- [GIVEN PASSAGE]
================================
Graphene Quantum Dots as Antifibrotic Therapy for Kidney Disease

Abstract

Graphene quantum dots (GQDs) have received much attention for their biomedical applications, such as bioimaging and drug delivery. Additionally, they have antioxidant and anti-inflammatory properties. We used GQDs to treat renal fibrosis and confirmed their ability to protect renal cells from excessive oxidative stress in vitro and in vivo. Tubulointerstitial fibrosis was induced by unilateral ureteral obstruction (UUO) in 7- to 8-week-old male C57BL/6 mice. GQDs were administered by intravenous injection to mimic clinical treatment. The levels of oxidative stress, ROS production, apoptosis and proinflammatory cytokines and the activity of the TGF beta 1/Smad pathway were evaluated after treatment with GQDs. In vitro, rhTGF-beta 1 was used to induce fibrosis in primary kidney tubule epithelial cells. GQDs alleviated fibrosis and morphological changes after UUO induction. At the mRNA and protein levels, GQDs significantly reduced the expression of fibrotic markers and proinflammatory cytokines, decreased ROS production and TGF-beta 1 expression, and affected Smad-dependent signaling pathways. In vitro, GQDs inhibited rhTGF-beta 1-induced epithelial-to-mesenchymal transition in primary kidney tubule epithelial cells and reduced apoptosis and ROS accumulation. This study revealed the role of GQDs in kidney fibrosis: GQDs effectively attenuated major fibrogenesis events by inhibiting ROS accumulation and the vicious cycle of the ROS and TGF-beta 1/Smad signaling pathways, as well as alleviating cell apoptosis and inflammation. Thus, GQDs may be a therapeutic option for chronic kidney disease progression.
================================
- [EXTRACTED ENTRIES]

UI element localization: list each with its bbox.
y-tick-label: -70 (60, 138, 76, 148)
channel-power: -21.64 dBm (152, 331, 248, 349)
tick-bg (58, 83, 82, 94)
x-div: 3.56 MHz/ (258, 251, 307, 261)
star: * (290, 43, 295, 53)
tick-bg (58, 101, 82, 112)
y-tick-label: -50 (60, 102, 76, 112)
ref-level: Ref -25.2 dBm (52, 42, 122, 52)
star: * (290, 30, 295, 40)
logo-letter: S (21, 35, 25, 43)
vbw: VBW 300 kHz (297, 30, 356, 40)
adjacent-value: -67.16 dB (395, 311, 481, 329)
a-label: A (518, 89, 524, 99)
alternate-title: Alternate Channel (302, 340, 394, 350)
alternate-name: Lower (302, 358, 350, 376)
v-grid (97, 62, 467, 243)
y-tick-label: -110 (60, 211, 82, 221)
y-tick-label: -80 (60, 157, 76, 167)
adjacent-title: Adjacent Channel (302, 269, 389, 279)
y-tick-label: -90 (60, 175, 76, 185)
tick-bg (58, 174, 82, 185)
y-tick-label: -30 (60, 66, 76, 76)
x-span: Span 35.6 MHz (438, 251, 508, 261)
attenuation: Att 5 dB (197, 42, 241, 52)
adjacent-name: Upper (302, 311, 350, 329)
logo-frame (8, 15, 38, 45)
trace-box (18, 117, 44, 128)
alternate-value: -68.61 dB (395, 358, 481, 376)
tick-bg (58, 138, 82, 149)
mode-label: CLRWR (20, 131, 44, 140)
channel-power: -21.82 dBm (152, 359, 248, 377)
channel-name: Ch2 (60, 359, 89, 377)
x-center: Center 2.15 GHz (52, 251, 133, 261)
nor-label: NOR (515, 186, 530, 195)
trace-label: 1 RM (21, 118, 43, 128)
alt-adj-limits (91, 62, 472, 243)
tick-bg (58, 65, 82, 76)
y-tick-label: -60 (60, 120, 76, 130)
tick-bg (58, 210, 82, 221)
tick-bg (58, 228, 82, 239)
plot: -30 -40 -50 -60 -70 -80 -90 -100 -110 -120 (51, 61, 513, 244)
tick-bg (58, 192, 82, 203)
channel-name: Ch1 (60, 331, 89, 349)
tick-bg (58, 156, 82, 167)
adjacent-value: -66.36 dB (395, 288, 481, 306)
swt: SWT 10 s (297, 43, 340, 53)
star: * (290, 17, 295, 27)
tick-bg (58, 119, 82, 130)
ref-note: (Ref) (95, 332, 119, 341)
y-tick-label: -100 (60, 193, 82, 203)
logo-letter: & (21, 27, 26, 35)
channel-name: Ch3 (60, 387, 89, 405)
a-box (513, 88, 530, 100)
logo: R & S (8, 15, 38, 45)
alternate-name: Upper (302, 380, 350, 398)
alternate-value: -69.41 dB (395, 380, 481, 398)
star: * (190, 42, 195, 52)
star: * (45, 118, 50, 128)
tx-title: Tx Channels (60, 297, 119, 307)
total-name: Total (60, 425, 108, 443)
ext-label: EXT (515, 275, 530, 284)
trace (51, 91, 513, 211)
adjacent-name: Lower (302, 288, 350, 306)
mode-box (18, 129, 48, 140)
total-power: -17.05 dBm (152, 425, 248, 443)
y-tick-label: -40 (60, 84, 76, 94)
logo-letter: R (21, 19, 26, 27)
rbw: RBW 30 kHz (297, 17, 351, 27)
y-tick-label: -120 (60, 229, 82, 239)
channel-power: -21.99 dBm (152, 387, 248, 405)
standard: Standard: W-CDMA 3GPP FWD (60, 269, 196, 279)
================================
- [EXERCISE OBJECTIVE] For each statement below, answer yes or no on whether it agrees with the graphene quantum dot abstract, and quote the words that decide it: 1. The mice given unilateral ureteral obstruction were female. 2. The GQDs were given by intravenous injection. 3. In vitro, GQDs increased apoptosis in primary kidney tubule epithelial cells.

- [RESPONSE]
1. No: "7- to 8-week-old male C57BL/6 mice"
2. Yes: "GQDs were administered by intravenous injection to mimic clinical treatment."
3. No: "reduced apoptosis and ROS accumulation"